* _Your assignment_
Without changing anything, copy out each entry.

^^^^

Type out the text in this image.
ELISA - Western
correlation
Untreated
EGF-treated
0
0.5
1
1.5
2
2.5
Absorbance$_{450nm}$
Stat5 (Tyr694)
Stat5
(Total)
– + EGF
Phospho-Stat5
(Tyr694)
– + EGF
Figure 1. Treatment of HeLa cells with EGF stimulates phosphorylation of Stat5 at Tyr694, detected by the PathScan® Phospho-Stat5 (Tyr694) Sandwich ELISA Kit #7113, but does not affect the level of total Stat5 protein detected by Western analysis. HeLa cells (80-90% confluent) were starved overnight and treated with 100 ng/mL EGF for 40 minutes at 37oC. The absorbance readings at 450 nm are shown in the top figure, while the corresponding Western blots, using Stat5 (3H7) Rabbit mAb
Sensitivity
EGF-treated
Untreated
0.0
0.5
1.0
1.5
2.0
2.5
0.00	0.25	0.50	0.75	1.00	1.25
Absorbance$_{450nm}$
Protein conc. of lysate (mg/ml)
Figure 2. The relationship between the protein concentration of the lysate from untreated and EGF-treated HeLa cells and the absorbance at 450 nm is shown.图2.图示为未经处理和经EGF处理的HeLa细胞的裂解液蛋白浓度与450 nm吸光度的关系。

^^^^

* _Exercise solution_
Type out the text in this image.
ELISA - Western
correlation
Untreated
EGF-treated
0
0.5
1
1.5
2
2.5
Absorbance$_{450nm}$
Stat5 (Tyr694)
Stat5
(Total)
– + EGF
Phospho-Stat5
(Tyr694)
– + EGF
Figure 1. Treatment of HeLa cells with EGF stimulates phosphorylation of Stat5 at Tyr694, detected by the PathScan® Phospho-Stat5 (Tyr694) Sandwich ELISA Kit #7113, but does not affect the level of total Stat5 protein detected by Western analysis. HeLa cells (80-90% confluent) were starved overnight and treated with 100 ng/mL EGF for 40 minutes at 37oC. The absorbance readings at 450 nm are shown in the top figure, while the corresponding Western blots, using Stat5 (3H7) Rabbit mAb
Sensitivity
EGF-treated
Untreated
0.0
0.5
1.0
1.5
2.0
2.5
0.00	0.25	0.50	0.75	1.00	1.25
Absorbance$_{450nm}$
Protein conc. of lysate (mg/ml)
Figure 2. The relationship between the protein concentration of the lysate from untreated and EGF-treated HeLa cells and the absorbance at 450 nm is shown.图2.图示为未经处理和经EGF处理的HeLa细胞的裂解液蛋白浓度与450 nm吸光度的关系。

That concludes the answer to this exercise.